__EXERCISE PASSAGE__.
────

Go's time package uses int64 for Unix timestamps. time.Unix() converts to a time.Time value; .Unix() on a time.Time returns the epoch seconds.

Go
package main

import (
    "fmt"
    "time"
)

func main() {
    // Current timestamp
    nowSec := time.Now().Unix()          // seconds
    nowMs  := time.Now().UnixMilli()     // milliseconds (Go 1.17+)
    nowNs  := time.Now().UnixNano()      // nanoseconds
    fmt.Println(nowSec, nowMs, nowNs)

    // Timestamp → time.Time (UTC)
    t := time.Unix(1700000000, 0).UTC()
    fmt.Println(t)                       // 2023-11-14 22:13:20 +0000 UTC
    fmt.Println(t.Format(time.RFC3339))  // 2023-11-14T22:13:20Z

    // time.Time → timestamp
    ts := time.Date(2023, 11, 14, 22, 13, 20, 0, time.UTC).Unix()
    fmt.Println(ts) // 1700000000

    // Local timezone
    loc, _ := time.LoadLocation("Asia/Kolkata")
    tLocal := t.In(loc)
    fmt.Println(tLocal.Format("2006-01-02 15:04:05 MST"))
}
Notes & gotchas
  • Go's reference time is Mon Jan 2 15:04:05 MST 2006 — use these exact values in format strings.
  • time.Unix(sec, nsec) — pass 0 for nanoseconds if you only have seconds.
  • Use time.LoadLocation() with IANA timezone names (e.g. 'America/New_York') for DST-aware conversion.

────

__SOURCE MATERIAL__.
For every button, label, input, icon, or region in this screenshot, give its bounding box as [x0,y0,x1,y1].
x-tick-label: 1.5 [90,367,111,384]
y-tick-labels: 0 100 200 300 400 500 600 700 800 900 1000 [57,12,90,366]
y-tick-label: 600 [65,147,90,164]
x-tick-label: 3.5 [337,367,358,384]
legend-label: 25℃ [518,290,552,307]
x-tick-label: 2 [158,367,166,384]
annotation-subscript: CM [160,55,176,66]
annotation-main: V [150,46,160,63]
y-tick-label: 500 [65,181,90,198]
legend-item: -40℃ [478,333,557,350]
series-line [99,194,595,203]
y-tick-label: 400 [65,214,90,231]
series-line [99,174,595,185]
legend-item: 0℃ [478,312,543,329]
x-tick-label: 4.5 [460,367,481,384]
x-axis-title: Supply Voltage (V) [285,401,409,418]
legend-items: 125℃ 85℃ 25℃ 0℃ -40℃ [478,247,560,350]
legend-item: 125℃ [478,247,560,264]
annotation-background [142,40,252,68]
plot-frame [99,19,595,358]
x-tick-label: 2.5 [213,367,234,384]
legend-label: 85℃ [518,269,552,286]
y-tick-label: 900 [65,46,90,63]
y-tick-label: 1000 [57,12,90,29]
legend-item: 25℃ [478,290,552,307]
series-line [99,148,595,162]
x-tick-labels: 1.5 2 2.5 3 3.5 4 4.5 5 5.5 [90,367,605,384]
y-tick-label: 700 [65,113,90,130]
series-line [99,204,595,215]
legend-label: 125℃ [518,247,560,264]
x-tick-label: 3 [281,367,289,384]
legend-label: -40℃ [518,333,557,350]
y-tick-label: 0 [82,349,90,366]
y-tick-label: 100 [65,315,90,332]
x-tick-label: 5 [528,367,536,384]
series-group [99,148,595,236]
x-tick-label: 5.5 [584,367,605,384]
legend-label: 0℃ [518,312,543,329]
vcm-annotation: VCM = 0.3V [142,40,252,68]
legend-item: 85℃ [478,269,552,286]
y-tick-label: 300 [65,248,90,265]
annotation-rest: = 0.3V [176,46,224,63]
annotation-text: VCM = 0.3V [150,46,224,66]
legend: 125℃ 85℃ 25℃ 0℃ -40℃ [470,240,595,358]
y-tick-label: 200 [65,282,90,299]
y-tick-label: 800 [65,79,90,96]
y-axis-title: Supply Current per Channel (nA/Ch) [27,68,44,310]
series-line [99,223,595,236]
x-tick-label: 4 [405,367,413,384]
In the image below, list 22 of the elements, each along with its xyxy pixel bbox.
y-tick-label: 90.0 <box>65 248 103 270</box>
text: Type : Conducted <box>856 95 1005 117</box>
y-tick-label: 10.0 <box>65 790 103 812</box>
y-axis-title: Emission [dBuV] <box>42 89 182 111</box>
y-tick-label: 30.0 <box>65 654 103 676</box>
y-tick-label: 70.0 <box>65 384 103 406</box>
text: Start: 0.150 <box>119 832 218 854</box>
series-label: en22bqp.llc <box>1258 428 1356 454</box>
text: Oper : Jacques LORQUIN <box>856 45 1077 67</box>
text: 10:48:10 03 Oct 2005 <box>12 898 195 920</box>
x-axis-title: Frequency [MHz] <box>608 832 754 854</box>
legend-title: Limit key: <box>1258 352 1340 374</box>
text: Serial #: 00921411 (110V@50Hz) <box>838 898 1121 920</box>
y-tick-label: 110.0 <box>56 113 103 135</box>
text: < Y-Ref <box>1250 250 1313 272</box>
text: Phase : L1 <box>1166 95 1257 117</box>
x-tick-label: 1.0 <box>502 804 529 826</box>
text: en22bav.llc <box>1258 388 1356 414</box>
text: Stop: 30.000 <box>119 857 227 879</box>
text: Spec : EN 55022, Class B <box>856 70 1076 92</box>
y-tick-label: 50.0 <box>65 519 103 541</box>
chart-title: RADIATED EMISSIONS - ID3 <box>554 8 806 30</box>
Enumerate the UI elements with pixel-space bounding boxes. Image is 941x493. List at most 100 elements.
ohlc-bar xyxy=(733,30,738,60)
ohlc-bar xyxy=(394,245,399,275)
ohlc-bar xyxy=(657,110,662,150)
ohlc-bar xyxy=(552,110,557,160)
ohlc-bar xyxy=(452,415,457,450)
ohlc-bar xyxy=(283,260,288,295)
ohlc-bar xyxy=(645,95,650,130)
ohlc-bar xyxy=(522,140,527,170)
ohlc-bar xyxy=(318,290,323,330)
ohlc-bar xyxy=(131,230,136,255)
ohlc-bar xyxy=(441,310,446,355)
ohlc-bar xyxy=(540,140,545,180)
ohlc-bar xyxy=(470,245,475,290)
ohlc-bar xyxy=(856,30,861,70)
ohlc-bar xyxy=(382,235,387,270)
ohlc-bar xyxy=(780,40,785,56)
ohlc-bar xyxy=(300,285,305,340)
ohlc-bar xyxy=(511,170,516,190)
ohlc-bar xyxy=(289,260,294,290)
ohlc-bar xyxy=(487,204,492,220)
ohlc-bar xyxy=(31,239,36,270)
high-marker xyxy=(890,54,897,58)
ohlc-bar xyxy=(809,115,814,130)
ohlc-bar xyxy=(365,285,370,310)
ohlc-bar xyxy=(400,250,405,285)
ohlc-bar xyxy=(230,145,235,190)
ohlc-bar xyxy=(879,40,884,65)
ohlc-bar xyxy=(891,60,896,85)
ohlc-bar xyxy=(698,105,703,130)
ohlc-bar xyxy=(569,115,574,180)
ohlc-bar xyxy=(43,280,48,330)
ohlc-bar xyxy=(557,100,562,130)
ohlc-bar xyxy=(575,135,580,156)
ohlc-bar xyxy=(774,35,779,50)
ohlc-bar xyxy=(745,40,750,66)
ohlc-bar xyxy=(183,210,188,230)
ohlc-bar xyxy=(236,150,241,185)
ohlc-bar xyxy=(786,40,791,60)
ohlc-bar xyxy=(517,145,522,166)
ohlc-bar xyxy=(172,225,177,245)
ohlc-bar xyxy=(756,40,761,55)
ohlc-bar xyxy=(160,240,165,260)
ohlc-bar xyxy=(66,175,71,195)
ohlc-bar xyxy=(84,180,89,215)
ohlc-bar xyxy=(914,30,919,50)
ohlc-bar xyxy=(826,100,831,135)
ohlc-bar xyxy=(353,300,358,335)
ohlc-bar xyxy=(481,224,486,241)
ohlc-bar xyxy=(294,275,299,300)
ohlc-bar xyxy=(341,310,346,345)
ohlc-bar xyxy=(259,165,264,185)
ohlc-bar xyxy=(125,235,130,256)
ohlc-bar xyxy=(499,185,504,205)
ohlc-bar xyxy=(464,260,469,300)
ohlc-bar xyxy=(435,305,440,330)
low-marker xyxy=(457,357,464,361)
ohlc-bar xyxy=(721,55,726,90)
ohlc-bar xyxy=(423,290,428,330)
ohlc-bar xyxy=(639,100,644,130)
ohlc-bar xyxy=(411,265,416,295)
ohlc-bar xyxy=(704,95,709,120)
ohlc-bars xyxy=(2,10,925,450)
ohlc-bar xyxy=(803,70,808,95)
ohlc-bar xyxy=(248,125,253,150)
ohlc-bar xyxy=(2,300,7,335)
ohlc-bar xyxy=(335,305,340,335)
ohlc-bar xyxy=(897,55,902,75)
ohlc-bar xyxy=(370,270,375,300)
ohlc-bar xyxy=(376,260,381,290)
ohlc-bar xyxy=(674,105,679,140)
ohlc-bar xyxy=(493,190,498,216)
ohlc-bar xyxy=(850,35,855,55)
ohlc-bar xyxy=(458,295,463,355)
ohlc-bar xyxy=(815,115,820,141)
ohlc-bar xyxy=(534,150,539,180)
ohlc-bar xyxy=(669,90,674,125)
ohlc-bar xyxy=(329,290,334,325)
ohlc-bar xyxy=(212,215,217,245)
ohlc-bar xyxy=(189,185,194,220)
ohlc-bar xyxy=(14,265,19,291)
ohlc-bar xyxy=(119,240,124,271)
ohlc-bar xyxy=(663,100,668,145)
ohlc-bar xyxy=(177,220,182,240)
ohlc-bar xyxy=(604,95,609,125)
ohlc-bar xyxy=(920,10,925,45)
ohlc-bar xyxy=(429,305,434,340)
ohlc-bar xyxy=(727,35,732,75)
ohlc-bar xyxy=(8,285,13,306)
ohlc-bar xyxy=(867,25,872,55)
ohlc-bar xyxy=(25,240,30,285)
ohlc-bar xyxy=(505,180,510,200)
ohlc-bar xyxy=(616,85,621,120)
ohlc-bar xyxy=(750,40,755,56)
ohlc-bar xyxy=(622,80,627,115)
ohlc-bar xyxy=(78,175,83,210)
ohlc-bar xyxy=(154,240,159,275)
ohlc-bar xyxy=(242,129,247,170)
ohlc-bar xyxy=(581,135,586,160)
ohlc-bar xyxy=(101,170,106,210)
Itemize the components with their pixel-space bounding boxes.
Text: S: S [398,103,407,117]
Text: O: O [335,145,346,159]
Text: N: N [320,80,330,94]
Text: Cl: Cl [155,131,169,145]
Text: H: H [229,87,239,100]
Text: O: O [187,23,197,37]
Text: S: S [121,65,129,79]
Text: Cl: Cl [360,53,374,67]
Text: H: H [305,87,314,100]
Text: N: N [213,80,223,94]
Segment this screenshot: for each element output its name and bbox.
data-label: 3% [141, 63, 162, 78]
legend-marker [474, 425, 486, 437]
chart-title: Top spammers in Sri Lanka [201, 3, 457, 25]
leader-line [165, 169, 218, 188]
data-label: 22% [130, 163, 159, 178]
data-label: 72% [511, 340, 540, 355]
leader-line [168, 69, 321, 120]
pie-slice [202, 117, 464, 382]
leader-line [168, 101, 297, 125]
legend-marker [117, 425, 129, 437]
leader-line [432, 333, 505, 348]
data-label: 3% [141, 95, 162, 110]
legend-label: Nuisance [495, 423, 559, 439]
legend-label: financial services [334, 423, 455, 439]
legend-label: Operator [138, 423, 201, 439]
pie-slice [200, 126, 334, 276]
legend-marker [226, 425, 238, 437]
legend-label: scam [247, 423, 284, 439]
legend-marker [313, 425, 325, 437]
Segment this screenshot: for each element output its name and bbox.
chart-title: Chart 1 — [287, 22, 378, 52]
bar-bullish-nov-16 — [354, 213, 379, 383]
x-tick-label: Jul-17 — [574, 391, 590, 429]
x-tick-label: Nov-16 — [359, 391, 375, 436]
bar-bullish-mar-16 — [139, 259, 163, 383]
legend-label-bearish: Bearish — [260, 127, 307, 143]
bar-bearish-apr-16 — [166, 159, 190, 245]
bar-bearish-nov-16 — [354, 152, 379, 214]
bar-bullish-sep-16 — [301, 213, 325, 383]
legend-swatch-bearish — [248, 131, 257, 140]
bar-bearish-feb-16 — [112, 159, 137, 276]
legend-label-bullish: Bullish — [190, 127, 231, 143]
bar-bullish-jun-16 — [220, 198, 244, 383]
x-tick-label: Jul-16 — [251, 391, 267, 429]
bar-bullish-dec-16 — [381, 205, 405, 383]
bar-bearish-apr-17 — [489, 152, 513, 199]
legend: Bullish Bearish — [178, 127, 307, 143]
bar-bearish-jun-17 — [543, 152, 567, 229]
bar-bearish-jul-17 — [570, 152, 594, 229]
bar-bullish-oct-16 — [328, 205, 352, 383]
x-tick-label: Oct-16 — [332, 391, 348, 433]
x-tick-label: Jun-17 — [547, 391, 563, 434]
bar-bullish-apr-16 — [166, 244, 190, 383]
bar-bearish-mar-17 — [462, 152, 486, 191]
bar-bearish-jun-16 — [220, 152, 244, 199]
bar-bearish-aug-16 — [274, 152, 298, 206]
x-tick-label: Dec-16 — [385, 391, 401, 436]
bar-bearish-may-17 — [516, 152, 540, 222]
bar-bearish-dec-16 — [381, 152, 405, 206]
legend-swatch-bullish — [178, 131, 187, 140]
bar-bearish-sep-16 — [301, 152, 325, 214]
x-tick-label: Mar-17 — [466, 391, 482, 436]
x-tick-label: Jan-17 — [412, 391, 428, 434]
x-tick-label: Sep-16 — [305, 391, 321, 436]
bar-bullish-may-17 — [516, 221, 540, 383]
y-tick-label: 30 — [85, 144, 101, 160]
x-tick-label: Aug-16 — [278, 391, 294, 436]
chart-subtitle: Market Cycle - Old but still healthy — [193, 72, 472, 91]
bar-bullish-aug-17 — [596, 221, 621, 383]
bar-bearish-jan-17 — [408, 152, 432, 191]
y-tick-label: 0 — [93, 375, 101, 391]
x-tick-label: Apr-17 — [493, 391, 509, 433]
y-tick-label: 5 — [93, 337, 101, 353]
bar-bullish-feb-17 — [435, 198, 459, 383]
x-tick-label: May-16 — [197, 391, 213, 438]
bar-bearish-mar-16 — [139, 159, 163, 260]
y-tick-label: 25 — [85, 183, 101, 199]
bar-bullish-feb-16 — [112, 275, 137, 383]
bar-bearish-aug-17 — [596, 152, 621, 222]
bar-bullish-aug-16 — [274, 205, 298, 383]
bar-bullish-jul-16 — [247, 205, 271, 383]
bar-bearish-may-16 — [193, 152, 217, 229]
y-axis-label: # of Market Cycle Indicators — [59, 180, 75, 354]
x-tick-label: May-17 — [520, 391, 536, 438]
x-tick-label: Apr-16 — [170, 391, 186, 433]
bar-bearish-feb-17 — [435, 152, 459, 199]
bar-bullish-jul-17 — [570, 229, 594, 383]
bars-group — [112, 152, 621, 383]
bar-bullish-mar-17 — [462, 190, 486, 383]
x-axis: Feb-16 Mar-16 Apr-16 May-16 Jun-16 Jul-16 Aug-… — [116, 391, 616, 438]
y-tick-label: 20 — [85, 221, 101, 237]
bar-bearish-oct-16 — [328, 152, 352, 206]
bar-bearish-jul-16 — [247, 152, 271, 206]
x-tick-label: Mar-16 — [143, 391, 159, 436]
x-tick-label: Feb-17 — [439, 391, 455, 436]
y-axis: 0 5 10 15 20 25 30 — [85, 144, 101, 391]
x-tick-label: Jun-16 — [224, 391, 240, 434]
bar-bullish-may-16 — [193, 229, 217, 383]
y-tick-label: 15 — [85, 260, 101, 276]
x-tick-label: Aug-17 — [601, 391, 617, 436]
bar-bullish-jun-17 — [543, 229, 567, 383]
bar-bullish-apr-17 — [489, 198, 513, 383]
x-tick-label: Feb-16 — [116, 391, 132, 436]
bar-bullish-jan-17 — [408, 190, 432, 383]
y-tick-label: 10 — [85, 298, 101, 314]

────

__WHAT TO DO__.
Answer these about the Go time passage:
(a) Which call gives the current timestamp in milliseconds, and which Go version does its comment name?
(b) What is Go's reference time for format strings?
(c) What should be passed as the nanoseconds argument to time.Unix when only seconds are known?

__COMPLETED TASK__.
(a) time.Now().UnixMilli(), Go 1.17+
(b) Mon Jan 2 15:04:05 MST 2006
(c) 0